==== Recorded data

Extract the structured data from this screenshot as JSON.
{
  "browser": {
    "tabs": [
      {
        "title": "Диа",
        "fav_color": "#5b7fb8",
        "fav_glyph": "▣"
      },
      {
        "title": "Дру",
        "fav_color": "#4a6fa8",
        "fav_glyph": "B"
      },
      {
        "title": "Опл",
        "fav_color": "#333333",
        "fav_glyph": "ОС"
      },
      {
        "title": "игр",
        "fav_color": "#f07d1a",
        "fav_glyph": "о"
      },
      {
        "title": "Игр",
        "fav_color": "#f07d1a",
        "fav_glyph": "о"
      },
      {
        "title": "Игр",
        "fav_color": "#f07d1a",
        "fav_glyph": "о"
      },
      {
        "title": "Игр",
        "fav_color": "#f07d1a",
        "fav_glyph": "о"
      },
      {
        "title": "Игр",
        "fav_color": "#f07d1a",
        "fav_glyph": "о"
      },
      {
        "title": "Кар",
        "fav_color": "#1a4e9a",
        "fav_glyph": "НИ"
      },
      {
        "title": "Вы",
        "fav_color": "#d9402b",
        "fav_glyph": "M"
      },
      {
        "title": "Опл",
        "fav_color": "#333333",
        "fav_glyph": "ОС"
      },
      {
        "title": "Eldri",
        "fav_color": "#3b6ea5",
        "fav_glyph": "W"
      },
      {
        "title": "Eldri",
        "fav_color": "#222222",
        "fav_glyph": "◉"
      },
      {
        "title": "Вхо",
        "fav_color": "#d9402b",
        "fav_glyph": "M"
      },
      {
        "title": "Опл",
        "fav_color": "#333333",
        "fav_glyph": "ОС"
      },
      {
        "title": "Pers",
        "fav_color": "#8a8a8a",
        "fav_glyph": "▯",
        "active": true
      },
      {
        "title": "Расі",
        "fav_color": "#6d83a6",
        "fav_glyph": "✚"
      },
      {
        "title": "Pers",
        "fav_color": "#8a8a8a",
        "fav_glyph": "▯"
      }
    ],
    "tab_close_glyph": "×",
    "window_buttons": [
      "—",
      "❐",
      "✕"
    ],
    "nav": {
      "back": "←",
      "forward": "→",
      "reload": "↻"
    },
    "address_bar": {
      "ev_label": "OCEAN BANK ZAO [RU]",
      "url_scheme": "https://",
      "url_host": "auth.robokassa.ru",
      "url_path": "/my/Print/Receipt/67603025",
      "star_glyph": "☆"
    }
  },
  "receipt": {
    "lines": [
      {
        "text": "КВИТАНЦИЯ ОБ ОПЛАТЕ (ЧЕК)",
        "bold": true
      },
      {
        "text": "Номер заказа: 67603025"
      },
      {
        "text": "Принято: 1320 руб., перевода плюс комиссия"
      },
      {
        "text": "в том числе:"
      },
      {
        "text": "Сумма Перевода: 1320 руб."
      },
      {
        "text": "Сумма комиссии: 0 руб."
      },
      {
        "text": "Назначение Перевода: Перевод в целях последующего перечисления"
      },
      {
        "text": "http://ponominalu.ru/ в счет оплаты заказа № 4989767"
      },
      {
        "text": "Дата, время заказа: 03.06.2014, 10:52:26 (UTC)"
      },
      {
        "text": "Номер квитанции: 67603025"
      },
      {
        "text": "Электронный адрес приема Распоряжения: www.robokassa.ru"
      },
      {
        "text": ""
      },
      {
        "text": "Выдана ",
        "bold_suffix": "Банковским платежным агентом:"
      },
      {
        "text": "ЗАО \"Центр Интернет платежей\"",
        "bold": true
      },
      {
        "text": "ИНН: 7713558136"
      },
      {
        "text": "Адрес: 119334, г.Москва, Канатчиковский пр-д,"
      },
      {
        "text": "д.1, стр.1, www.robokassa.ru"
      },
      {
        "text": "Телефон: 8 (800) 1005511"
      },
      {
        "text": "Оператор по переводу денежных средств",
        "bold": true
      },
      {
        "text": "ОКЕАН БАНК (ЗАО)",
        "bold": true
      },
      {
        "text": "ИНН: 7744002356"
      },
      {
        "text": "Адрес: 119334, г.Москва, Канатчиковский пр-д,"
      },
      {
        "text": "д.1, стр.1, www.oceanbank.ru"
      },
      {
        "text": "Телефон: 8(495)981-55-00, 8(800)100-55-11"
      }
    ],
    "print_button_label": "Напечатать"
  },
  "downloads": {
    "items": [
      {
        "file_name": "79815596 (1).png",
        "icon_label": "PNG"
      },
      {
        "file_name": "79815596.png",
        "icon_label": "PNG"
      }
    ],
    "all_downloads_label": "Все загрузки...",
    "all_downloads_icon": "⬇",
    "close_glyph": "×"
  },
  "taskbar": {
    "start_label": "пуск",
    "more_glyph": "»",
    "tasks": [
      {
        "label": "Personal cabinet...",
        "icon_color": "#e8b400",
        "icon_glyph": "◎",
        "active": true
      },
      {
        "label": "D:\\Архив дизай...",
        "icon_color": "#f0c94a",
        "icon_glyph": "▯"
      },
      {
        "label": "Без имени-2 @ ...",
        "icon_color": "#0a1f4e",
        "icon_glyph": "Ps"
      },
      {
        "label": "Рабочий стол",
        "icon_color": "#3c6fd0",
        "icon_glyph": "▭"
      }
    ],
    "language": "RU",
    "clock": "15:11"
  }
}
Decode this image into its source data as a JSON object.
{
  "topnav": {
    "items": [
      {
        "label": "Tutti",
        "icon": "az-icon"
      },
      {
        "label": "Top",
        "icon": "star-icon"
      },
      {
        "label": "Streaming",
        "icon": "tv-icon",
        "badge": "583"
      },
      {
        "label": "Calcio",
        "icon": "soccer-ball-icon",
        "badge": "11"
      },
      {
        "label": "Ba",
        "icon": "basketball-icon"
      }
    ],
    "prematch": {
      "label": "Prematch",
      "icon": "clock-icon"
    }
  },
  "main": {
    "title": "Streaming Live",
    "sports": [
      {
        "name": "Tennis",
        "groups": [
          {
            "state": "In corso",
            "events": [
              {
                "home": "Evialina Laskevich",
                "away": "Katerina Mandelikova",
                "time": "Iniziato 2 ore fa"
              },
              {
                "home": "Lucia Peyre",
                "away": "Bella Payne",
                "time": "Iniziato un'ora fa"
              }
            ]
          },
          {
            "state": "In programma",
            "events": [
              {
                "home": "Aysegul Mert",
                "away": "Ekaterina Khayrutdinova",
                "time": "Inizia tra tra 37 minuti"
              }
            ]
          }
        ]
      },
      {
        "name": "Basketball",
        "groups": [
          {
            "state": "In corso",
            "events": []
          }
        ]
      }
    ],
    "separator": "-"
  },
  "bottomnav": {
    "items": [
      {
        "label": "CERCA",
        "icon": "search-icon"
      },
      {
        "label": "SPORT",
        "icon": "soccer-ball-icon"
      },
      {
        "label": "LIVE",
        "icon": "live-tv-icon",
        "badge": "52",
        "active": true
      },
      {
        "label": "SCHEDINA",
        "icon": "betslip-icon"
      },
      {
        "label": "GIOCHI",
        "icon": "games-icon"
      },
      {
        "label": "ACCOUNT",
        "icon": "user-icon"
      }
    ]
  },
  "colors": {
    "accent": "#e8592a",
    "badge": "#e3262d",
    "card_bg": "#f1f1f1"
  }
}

========

**Task to carry out:**
Each line of the material should be duplicated exactly, please.

**Solution for this problem:**
Extract the structured data from this screenshot as JSON.
{
  "browser": {
    "tabs": [
      {
        "title": "Диа",
        "fav_color": "#5b7fb8",
        "fav_glyph": "▣"
      },
      {
        "title": "Дру",
        "fav_color": "#4a6fa8",
        "fav_glyph": "B"
      },
      {
        "title": "Опл",
        "fav_color": "#333333",
        "fav_glyph": "ОС"
      },
      {
        "title": "игр",
        "fav_color": "#f07d1a",
        "fav_glyph": "о"
      },
      {
        "title": "Игр",
        "fav_color": "#f07d1a",
        "fav_glyph": "о"
      },
      {
        "title": "Игр",
        "fav_color": "#f07d1a",
        "fav_glyph": "о"
      },
      {
        "title": "Игр",
        "fav_color": "#f07d1a",
        "fav_glyph": "о"
      },
      {
        "title": "Игр",
        "fav_color": "#f07d1a",
        "fav_glyph": "о"
      },
      {
        "title": "Кар",
        "fav_color": "#1a4e9a",
        "fav_glyph": "НИ"
      },
      {
        "title": "Вы",
        "fav_color": "#d9402b",
        "fav_glyph": "M"
      },
      {
        "title": "Опл",
        "fav_color": "#333333",
        "fav_glyph": "ОС"
      },
      {
        "title": "Eldri",
        "fav_color": "#3b6ea5",
        "fav_glyph": "W"
      },
      {
        "title": "Eldri",
        "fav_color": "#222222",
        "fav_glyph": "◉"
      },
      {
        "title": "Вхо",
        "fav_color": "#d9402b",
        "fav_glyph": "M"
      },
      {
        "title": "Опл",
        "fav_color": "#333333",
        "fav_glyph": "ОС"
      },
      {
        "title": "Pers",
        "fav_color": "#8a8a8a",
        "fav_glyph": "▯",
        "active": true
      },
      {
        "title": "Расі",
        "fav_color": "#6d83a6",
        "fav_glyph": "✚"
      },
      {
        "title": "Pers",
        "fav_color": "#8a8a8a",
        "fav_glyph": "▯"
      }
    ],
    "tab_close_glyph": "×",
    "window_buttons": [
      "—",
      "❐",
      "✕"
    ],
    "nav": {
      "back": "←",
      "forward": "→",
      "reload": "↻"
    },
    "address_bar": {
      "ev_label": "OCEAN BANK ZAO [RU]",
      "url_scheme": "https://",
      "url_host": "auth.robokassa.ru",
      "url_path": "/my/Print/Receipt/67603025",
      "star_glyph": "☆"
    }
  },
  "receipt": {
    "lines": [
      {
        "text": "КВИТАНЦИЯ ОБ ОПЛАТЕ (ЧЕК)",
        "bold": true
      },
      {
        "text": "Номер заказа: 67603025"
      },
      {
        "text": "Принято: 1320 руб., перевода плюс комиссия"
      },
      {
        "text": "в том числе:"
      },
      {
        "text": "Сумма Перевода: 1320 руб."
      },
      {
        "text": "Сумма комиссии: 0 руб."
      },
      {
        "text": "Назначение Перевода: Перевод в целях последующего перечисления"
      },
      {
        "text": "http://ponominalu.ru/ в счет оплаты заказа № 4989767"
      },
      {
        "text": "Дата, время заказа: 03.06.2014, 10:52:26 (UTC)"
      },
      {
        "text": "Номер квитанции: 67603025"
      },
      {
        "text": "Электронный адрес приема Распоряжения: www.robokassa.ru"
      },
      {
        "text": ""
      },
      {
        "text": "Выдана ",
        "bold_suffix": "Банковским платежным агентом:"
      },
      {
        "text": "ЗАО \"Центр Интернет платежей\"",
        "bold": true
      },
      {
        "text": "ИНН: 7713558136"
      },
      {
        "text": "Адрес: 119334, г.Москва, Канатчиковский пр-д,"
      },
      {
        "text": "д.1, стр.1, www.robokassa.ru"
      },
      {
        "text": "Телефон: 8 (800) 1005511"
      },
      {
        "text": "Оператор по переводу денежных средств",
        "bold": true
      },
      {
        "text": "ОКЕАН БАНК (ЗАО)",
        "bold": true
      },
      {
        "text": "ИНН: 7744002356"
      },
      {
        "text": "Адрес: 119334, г.Москва, Канатчиковский пр-д,"
      },
      {
        "text": "д.1, стр.1, www.oceanbank.ru"
      },
      {
        "text": "Телефон: 8(495)981-55-00, 8(800)100-55-11"
      }
    ],
    "print_button_label": "Напечатать"
  },
  "downloads": {
    "items": [
      {
        "file_name": "79815596 (1).png",
        "icon_label": "PNG"
      },
      {
        "file_name": "79815596.png",
        "icon_label": "PNG"
      }
    ],
    "all_downloads_label": "Все загрузки...",
    "all_downloads_icon": "⬇",
    "close_glyph": "×"
  },
  "taskbar": {
    "start_label": "пуск",
    "more_glyph": "»",
    "tasks": [
      {
        "label": "Personal cabinet...",
        "icon_color": "#e8b400",
        "icon_glyph": "◎",
        "active": true
      },
      {
        "label": "D:\\Архив дизай...",
        "icon_color": "#f0c94a",
        "icon_glyph": "▯"
      },
      {
        "label": "Без имени-2 @ ...",
        "icon_color": "#0a1f4e",
        "icon_glyph": "Ps"
      },
      {
        "label": "Рабочий стол",
        "icon_color": "#3c6fd0",
        "icon_glyph": "▭"
      }
    ],
    "language": "RU",
    "clock": "15:11"
  }
}
Decode this image into its source data as a JSON object.
{
  "topnav": {
    "items": [
      {
        "label": "Tutti",
        "icon": "az-icon"
      },
      {
        "label": "Top",
        "icon": "star-icon"
      },
      {
        "label": "Streaming",
        "icon": "tv-icon",
        "badge": "583"
      },
      {
        "label": "Calcio",
        "icon": "soccer-ball-icon",
        "badge": "11"
      },
      {
        "label": "Ba",
        "icon": "basketball-icon"
      }
    ],
    "prematch": {
      "label": "Prematch",
      "icon": "clock-icon"
    }
  },
  "main": {
    "title": "Streaming Live",
    "sports": [
      {
        "name": "Tennis",
        "groups": [
          {
            "state": "In corso",
            "events": [
              {
                "home": "Evialina Laskevich",
                "away": "Katerina Mandelikova",
                "time": "Iniziato 2 ore fa"
              },
              {
                "home": "Lucia Peyre",
                "away": "Bella Payne",
                "time": "Iniziato un'ora fa"
              }
            ]
          },
          {
            "state": "In programma",
            "events": [
              {
                "home": "Aysegul Mert",
                "away": "Ekaterina Khayrutdinova",
                "time": "Inizia tra tra 37 minuti"
              }
            ]
          }
        ]
      },
      {
        "name": "Basketball",
        "groups": [
          {
            "state": "In corso",
            "events": []
          }
        ]
      }
    ],
    "separator": "-"
  },
  "bottomnav": {
    "items": [
      {
        "label": "CERCA",
        "icon": "search-icon"
      },
      {
        "label": "SPORT",
        "icon": "soccer-ball-icon"
      },
      {
        "label": "LIVE",
        "icon": "live-tv-icon",
        "badge": "52",
        "active": true
      },
      {
        "label": "SCHEDINA",
        "icon": "betslip-icon"
      },
      {
        "label": "GIOCHI",
        "icon": "games-icon"
      },
      {
        "label": "ACCOUNT",
        "icon": "user-icon"
      }
    ]
  },
  "colors": {
    "accent": "#e8592a",
    "badge": "#e3262d",
    "card_bg": "#f1f1f1"
  }
}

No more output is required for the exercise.